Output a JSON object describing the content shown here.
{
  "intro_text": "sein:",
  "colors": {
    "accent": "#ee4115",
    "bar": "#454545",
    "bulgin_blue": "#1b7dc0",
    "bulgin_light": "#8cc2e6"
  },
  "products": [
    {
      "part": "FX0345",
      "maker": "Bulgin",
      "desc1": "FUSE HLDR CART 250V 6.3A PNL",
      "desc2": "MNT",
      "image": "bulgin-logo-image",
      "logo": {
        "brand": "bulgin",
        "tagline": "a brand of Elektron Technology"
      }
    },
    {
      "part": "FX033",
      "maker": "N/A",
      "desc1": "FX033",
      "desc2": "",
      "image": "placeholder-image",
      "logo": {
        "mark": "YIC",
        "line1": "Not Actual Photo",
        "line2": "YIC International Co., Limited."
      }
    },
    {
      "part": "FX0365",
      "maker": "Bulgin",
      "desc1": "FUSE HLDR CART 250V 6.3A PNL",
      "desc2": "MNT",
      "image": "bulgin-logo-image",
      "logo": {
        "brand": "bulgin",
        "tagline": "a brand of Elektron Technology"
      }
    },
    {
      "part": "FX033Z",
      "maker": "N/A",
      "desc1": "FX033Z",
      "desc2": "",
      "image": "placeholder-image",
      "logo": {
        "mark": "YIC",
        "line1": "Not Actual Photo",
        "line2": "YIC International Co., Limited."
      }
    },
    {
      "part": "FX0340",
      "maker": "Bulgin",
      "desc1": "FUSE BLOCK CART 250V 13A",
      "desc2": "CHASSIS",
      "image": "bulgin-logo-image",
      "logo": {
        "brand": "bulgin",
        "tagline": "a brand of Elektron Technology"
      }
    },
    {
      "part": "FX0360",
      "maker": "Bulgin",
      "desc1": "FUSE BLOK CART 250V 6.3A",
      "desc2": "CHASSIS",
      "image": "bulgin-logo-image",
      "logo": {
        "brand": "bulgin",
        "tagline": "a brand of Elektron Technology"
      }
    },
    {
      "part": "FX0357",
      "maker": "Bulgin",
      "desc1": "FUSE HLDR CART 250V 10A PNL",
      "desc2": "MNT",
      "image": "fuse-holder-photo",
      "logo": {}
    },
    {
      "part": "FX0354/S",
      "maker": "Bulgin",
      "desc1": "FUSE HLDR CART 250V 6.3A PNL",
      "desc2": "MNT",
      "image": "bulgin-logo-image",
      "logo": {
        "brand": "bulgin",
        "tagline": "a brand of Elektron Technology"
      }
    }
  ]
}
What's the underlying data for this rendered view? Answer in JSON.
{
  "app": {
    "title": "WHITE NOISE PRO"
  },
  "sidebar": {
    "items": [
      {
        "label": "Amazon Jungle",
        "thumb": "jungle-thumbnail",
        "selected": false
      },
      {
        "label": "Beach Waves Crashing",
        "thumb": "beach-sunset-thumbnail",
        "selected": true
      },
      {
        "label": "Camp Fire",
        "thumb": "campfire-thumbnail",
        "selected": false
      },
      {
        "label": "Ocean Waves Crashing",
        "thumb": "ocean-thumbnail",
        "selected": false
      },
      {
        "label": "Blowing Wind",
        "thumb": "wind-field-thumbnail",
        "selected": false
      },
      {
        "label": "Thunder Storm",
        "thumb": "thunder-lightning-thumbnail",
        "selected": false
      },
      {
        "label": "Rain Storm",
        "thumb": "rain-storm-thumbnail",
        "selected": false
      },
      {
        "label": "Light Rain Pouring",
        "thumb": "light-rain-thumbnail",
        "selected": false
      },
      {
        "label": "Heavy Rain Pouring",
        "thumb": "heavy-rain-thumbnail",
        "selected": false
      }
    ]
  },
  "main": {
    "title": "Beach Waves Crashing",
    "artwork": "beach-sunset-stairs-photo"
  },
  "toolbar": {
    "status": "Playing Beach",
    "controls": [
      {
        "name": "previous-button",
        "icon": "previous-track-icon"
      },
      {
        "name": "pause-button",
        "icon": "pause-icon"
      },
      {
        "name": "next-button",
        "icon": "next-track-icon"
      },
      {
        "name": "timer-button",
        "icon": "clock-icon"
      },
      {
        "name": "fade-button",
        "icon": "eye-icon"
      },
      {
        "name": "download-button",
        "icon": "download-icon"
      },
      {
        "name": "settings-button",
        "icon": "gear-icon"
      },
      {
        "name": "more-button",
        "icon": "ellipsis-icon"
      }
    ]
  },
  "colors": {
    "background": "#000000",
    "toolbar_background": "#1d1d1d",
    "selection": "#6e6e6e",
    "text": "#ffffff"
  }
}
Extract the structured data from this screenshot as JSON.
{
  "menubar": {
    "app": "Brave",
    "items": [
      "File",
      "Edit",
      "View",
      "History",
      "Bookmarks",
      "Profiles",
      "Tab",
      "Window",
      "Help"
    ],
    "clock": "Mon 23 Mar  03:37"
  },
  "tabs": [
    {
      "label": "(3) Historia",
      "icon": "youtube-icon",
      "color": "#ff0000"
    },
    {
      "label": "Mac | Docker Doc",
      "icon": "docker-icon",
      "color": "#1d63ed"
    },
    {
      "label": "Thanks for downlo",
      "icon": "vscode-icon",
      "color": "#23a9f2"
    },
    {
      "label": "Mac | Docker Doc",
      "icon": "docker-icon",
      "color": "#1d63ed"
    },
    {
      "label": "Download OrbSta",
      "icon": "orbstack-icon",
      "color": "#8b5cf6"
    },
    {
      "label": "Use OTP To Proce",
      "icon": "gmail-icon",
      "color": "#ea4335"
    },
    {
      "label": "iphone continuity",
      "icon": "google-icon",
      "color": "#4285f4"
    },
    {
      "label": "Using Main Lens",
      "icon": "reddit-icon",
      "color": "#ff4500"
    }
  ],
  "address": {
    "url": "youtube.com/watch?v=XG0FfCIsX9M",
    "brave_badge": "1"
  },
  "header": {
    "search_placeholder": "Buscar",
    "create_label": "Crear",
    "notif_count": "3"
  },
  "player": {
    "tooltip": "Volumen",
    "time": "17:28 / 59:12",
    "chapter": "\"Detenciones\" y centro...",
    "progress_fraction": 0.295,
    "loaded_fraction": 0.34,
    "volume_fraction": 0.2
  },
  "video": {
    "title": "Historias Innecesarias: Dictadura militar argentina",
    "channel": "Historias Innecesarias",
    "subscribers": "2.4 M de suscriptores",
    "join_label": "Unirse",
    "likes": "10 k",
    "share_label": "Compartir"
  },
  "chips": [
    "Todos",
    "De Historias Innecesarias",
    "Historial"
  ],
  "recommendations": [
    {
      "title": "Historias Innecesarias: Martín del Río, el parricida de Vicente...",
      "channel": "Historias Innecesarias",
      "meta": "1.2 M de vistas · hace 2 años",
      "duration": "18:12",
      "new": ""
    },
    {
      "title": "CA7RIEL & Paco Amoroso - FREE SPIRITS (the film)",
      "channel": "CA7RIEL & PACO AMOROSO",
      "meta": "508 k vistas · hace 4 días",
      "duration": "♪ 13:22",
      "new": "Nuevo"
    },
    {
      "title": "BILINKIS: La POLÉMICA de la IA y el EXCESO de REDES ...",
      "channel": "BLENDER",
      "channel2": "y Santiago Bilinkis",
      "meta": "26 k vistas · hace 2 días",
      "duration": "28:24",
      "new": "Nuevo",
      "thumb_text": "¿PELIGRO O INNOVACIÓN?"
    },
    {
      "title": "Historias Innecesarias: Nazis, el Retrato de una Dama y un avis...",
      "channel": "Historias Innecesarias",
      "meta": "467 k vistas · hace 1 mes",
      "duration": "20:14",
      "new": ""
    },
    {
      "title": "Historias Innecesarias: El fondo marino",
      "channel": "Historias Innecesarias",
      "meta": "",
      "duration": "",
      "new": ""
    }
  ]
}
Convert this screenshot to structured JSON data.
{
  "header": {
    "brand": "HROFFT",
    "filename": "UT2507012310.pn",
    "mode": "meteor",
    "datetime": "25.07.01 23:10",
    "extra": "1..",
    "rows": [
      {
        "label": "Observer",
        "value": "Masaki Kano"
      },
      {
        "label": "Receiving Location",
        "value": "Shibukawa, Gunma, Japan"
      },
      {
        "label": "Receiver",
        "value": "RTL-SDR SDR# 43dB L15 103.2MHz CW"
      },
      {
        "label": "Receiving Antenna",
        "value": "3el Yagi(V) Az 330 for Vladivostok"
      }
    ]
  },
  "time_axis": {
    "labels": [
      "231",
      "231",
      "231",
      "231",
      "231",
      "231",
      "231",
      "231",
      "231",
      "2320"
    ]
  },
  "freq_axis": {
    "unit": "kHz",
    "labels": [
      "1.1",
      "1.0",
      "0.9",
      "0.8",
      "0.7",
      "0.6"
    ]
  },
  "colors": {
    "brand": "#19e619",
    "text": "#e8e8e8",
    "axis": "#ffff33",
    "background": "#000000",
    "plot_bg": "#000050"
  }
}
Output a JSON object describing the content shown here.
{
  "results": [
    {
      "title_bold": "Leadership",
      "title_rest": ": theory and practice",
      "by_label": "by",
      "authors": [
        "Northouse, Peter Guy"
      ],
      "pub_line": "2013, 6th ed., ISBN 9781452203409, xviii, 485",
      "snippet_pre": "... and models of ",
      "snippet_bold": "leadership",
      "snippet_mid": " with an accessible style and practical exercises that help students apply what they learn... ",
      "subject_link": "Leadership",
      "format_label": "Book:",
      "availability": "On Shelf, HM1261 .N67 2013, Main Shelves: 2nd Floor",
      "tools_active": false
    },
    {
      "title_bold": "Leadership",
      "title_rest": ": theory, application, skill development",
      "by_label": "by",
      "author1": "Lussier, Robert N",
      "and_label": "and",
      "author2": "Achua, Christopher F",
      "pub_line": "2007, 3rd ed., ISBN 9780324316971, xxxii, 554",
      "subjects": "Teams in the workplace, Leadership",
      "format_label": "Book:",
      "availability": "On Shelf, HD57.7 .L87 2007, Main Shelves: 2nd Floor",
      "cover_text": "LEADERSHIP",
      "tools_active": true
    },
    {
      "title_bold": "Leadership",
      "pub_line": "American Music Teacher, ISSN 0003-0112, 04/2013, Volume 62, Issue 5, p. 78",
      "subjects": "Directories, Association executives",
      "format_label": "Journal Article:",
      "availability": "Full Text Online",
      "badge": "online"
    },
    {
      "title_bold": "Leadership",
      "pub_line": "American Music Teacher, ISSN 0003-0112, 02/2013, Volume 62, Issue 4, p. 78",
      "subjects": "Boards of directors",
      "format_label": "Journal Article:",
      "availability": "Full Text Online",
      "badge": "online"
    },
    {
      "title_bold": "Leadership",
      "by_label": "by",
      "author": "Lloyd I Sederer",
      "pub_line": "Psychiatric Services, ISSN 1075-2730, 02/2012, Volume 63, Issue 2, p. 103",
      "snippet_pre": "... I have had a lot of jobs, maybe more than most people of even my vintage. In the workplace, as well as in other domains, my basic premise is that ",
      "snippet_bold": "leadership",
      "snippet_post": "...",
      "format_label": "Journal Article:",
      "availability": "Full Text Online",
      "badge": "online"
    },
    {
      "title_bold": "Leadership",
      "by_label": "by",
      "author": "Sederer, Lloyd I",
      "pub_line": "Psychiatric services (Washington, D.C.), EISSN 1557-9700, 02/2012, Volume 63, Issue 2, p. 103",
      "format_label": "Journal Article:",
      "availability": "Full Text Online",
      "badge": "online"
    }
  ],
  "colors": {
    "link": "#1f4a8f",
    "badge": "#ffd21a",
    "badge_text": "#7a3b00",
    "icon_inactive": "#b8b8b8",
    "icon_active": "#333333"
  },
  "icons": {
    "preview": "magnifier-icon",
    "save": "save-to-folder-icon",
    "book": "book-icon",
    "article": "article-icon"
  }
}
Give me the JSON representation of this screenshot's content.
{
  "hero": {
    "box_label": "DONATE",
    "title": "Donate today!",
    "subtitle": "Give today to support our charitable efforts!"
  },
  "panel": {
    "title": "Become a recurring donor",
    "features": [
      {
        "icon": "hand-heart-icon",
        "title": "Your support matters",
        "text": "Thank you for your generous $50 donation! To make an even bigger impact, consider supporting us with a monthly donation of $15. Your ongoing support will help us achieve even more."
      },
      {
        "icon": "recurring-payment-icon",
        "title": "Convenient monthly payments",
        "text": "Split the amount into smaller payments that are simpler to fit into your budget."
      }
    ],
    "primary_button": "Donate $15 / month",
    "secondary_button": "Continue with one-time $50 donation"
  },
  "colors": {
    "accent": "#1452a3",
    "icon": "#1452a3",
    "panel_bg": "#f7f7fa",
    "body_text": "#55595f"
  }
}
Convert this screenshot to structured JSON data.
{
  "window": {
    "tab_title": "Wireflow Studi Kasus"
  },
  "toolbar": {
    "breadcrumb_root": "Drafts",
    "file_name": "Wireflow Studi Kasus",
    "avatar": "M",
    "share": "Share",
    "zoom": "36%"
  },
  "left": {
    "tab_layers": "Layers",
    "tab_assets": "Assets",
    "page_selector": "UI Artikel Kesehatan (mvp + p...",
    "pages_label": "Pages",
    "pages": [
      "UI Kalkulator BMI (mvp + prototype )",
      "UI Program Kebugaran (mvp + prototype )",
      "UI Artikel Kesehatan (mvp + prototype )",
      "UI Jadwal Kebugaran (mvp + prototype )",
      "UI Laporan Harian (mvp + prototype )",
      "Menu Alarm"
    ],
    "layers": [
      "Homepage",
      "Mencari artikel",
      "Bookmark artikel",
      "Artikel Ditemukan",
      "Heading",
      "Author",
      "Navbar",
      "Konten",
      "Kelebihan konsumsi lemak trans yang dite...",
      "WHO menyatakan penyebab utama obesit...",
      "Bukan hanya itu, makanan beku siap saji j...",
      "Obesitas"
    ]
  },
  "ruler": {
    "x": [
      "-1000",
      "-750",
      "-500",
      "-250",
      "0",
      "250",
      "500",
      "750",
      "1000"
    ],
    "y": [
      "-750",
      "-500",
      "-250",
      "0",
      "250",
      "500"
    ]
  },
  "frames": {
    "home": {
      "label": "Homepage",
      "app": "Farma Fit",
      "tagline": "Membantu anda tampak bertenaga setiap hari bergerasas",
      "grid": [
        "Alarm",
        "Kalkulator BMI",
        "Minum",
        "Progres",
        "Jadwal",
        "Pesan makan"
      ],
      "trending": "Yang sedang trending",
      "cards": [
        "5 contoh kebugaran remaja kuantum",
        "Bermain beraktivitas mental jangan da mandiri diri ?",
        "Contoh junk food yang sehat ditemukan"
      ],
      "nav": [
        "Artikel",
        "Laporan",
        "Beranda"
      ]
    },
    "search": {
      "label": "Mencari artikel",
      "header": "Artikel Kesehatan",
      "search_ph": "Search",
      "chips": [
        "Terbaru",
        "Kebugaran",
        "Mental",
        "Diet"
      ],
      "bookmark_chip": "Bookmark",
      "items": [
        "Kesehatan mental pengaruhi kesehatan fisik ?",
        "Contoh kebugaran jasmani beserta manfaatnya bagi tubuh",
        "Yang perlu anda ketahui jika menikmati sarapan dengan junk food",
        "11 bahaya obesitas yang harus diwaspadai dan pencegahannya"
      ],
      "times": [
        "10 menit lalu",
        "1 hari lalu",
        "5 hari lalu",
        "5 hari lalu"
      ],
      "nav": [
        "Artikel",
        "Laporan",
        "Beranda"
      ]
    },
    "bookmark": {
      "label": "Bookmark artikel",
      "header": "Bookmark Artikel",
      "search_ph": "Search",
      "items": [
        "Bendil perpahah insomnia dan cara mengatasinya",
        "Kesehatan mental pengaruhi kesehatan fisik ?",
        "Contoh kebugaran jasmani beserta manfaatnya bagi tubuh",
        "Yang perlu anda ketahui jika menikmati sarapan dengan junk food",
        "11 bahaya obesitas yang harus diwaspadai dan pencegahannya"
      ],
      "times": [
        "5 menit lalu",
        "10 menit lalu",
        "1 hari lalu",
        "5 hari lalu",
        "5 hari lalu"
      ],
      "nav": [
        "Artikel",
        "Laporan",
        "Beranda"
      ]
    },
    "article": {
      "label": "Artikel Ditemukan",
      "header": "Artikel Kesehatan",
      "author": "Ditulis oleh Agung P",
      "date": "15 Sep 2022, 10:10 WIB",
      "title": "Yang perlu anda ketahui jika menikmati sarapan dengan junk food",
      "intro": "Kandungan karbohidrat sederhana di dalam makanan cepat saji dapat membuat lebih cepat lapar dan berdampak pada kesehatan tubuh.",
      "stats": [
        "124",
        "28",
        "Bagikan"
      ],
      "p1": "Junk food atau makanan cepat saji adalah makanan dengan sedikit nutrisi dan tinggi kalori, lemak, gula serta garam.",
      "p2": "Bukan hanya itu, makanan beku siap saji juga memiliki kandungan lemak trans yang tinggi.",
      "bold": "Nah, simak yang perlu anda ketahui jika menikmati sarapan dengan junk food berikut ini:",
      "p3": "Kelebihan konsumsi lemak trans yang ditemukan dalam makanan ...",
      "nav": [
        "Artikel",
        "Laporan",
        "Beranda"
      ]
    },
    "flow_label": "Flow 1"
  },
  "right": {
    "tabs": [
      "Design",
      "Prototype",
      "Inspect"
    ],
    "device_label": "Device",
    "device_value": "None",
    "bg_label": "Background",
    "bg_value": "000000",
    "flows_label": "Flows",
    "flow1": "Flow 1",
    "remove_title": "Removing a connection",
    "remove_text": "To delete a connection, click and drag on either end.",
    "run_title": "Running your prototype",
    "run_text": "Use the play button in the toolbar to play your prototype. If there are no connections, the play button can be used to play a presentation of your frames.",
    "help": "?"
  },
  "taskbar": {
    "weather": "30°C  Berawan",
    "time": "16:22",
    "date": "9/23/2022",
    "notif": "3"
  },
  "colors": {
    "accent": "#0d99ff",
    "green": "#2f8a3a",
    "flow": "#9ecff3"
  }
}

+ + + + + + +

-- REQUIRED WORK --
Search the data above for the word "subjects", then gather each line in which it appears.

-- FINISHED ANSWER --
      "subjects": "Teams in the workplace, Leadership",
      "subjects": "Directories, Association executives",
      "subjects": "Boards of directors",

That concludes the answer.